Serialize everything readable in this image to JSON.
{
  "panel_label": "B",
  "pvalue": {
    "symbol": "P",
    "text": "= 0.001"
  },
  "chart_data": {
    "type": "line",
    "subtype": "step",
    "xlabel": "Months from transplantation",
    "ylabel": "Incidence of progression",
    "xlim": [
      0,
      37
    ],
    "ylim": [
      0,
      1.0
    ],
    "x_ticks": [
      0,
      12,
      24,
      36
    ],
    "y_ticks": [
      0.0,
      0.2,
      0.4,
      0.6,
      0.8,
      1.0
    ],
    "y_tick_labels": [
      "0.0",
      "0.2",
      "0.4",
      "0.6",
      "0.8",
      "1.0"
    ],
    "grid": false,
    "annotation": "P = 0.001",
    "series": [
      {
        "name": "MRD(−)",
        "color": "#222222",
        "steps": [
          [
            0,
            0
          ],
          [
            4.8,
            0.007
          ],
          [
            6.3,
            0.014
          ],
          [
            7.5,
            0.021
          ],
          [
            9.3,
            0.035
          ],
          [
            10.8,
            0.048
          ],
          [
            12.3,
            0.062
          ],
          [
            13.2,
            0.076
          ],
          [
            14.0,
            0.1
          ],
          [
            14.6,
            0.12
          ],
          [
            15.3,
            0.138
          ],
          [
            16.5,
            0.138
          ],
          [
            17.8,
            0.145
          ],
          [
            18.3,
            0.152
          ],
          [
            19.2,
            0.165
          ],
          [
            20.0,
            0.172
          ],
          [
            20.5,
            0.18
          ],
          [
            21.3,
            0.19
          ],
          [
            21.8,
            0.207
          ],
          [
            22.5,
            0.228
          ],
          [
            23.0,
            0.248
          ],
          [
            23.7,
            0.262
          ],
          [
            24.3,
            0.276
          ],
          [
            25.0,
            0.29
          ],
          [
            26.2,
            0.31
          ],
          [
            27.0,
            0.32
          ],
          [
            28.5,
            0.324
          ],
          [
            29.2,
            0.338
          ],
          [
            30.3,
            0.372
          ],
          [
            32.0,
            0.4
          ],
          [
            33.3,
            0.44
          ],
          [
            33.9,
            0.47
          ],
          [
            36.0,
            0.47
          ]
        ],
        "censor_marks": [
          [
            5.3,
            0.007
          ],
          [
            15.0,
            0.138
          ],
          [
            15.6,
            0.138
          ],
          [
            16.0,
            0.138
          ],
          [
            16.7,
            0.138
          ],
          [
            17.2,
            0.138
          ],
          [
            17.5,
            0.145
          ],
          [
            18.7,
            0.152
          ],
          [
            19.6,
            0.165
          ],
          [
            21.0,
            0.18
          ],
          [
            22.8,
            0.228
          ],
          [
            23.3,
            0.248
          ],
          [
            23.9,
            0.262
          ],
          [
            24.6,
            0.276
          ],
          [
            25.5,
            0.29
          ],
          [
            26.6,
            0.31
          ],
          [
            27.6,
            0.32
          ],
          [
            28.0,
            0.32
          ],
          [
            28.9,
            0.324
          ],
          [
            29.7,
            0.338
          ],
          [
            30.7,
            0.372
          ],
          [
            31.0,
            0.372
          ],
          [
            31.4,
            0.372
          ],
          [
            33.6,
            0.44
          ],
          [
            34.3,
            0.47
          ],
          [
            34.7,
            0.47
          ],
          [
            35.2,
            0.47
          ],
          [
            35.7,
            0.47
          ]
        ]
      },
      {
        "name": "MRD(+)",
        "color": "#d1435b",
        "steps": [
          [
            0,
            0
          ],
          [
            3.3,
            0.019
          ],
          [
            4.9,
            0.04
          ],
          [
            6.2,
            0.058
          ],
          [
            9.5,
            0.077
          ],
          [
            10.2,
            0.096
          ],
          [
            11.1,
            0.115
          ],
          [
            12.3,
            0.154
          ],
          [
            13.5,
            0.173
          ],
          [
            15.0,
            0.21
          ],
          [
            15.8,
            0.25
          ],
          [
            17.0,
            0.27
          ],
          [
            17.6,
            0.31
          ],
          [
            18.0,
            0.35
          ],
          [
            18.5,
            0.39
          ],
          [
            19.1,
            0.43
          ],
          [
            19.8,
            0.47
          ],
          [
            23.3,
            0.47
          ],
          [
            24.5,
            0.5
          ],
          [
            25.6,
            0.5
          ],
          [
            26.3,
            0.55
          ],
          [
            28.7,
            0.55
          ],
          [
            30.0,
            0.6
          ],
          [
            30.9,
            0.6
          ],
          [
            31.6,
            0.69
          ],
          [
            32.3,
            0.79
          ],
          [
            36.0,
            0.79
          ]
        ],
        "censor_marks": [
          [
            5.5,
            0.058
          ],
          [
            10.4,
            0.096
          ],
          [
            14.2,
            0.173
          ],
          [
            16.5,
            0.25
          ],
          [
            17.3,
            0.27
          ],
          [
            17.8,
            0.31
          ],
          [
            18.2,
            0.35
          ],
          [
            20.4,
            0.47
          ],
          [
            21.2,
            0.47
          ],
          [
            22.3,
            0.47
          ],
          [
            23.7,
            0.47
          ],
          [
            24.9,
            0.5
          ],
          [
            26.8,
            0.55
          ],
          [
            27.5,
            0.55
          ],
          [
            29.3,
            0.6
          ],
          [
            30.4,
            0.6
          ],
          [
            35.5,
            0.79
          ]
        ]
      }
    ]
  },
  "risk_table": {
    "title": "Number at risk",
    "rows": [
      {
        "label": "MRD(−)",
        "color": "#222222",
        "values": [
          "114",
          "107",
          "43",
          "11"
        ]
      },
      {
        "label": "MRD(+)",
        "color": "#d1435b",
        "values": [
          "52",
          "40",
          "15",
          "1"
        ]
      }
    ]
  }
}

---+---

> _AIM_: Working from the material above, retype it in its entirety without change.

> _RESULT FOR THIS TASK_:
Serialize everything readable in this image to JSON.
{
  "panel_label": "B",
  "pvalue": {
    "symbol": "P",
    "text": "= 0.001"
  },
  "chart_data": {
    "type": "line",
    "subtype": "step",
    "xlabel": "Months from transplantation",
    "ylabel": "Incidence of progression",
    "xlim": [
      0,
      37
    ],
    "ylim": [
      0,
      1.0
    ],
    "x_ticks": [
      0,
      12,
      24,
      36
    ],
    "y_ticks": [
      0.0,
      0.2,
      0.4,
      0.6,
      0.8,
      1.0
    ],
    "y_tick_labels": [
      "0.0",
      "0.2",
      "0.4",
      "0.6",
      "0.8",
      "1.0"
    ],
    "grid": false,
    "annotation": "P = 0.001",
    "series": [
      {
        "name": "MRD(−)",
        "color": "#222222",
        "steps": [
          [
            0,
            0
          ],
          [
            4.8,
            0.007
          ],
          [
            6.3,
            0.014
          ],
          [
            7.5,
            0.021
          ],
          [
            9.3,
            0.035
          ],
          [
            10.8,
            0.048
          ],
          [
            12.3,
            0.062
          ],
          [
            13.2,
            0.076
          ],
          [
            14.0,
            0.1
          ],
          [
            14.6,
            0.12
          ],
          [
            15.3,
            0.138
          ],
          [
            16.5,
            0.138
          ],
          [
            17.8,
            0.145
          ],
          [
            18.3,
            0.152
          ],
          [
            19.2,
            0.165
          ],
          [
            20.0,
            0.172
          ],
          [
            20.5,
            0.18
          ],
          [
            21.3,
            0.19
          ],
          [
            21.8,
            0.207
          ],
          [
            22.5,
            0.228
          ],
          [
            23.0,
            0.248
          ],
          [
            23.7,
            0.262
          ],
          [
            24.3,
            0.276
          ],
          [
            25.0,
            0.29
          ],
          [
            26.2,
            0.31
          ],
          [
            27.0,
            0.32
          ],
          [
            28.5,
            0.324
          ],
          [
            29.2,
            0.338
          ],
          [
            30.3,
            0.372
          ],
          [
            32.0,
            0.4
          ],
          [
            33.3,
            0.44
          ],
          [
            33.9,
            0.47
          ],
          [
            36.0,
            0.47
          ]
        ],
        "censor_marks": [
          [
            5.3,
            0.007
          ],
          [
            15.0,
            0.138
          ],
          [
            15.6,
            0.138
          ],
          [
            16.0,
            0.138
          ],
          [
            16.7,
            0.138
          ],
          [
            17.2,
            0.138
          ],
          [
            17.5,
            0.145
          ],
          [
            18.7,
            0.152
          ],
          [
            19.6,
            0.165
          ],
          [
            21.0,
            0.18
          ],
          [
            22.8,
            0.228
          ],
          [
            23.3,
            0.248
          ],
          [
            23.9,
            0.262
          ],
          [
            24.6,
            0.276
          ],
          [
            25.5,
            0.29
          ],
          [
            26.6,
            0.31
          ],
          [
            27.6,
            0.32
          ],
          [
            28.0,
            0.32
          ],
          [
            28.9,
            0.324
          ],
          [
            29.7,
            0.338
          ],
          [
            30.7,
            0.372
          ],
          [
            31.0,
            0.372
          ],
          [
            31.4,
            0.372
          ],
          [
            33.6,
            0.44
          ],
          [
            34.3,
            0.47
          ],
          [
            34.7,
            0.47
          ],
          [
            35.2,
            0.47
          ],
          [
            35.7,
            0.47
          ]
        ]
      },
      {
        "name": "MRD(+)",
        "color": "#d1435b",
        "steps": [
          [
            0,
            0
          ],
          [
            3.3,
            0.019
          ],
          [
            4.9,
            0.04
          ],
          [
            6.2,
            0.058
          ],
          [
            9.5,
            0.077
          ],
          [
            10.2,
            0.096
          ],
          [
            11.1,
            0.115
          ],
          [
            12.3,
            0.154
          ],
          [
            13.5,
            0.173
          ],
          [
            15.0,
            0.21
          ],
          [
            15.8,
            0.25
          ],
          [
            17.0,
            0.27
          ],
          [
            17.6,
            0.31
          ],
          [
            18.0,
            0.35
          ],
          [
            18.5,
            0.39
          ],
          [
            19.1,
            0.43
          ],
          [
            19.8,
            0.47
          ],
          [
            23.3,
            0.47
          ],
          [
            24.5,
            0.5
          ],
          [
            25.6,
            0.5
          ],
          [
            26.3,
            0.55
          ],
          [
            28.7,
            0.55
          ],
          [
            30.0,
            0.6
          ],
          [
            30.9,
            0.6
          ],
          [
            31.6,
            0.69
          ],
          [
            32.3,
            0.79
          ],
          [
            36.0,
            0.79
          ]
        ],
        "censor_marks": [
          [
            5.5,
            0.058
          ],
          [
            10.4,
            0.096
          ],
          [
            14.2,
            0.173
          ],
          [
            16.5,
            0.25
          ],
          [
            17.3,
            0.27
          ],
          [
            17.8,
            0.31
          ],
          [
            18.2,
            0.35
          ],
          [
            20.4,
            0.47
          ],
          [
            21.2,
            0.47
          ],
          [
            22.3,
            0.47
          ],
          [
            23.7,
            0.47
          ],
          [
            24.9,
            0.5
          ],
          [
            26.8,
            0.55
          ],
          [
            27.5,
            0.55
          ],
          [
            29.3,
            0.6
          ],
          [
            30.4,
            0.6
          ],
          [
            35.5,
            0.79
          ]
        ]
      }
    ]
  },
  "risk_table": {
    "title": "Number at risk",
    "rows": [
      {
        "label": "MRD(−)",
        "color": "#222222",
        "values": [
          "114",
          "107",
          "43",
          "11"
        ]
      },
      {
        "label": "MRD(+)",
        "color": "#d1435b",
        "values": [
          "52",
          "40",
          "15",
          "1"
        ]
      }
    ]
  }
}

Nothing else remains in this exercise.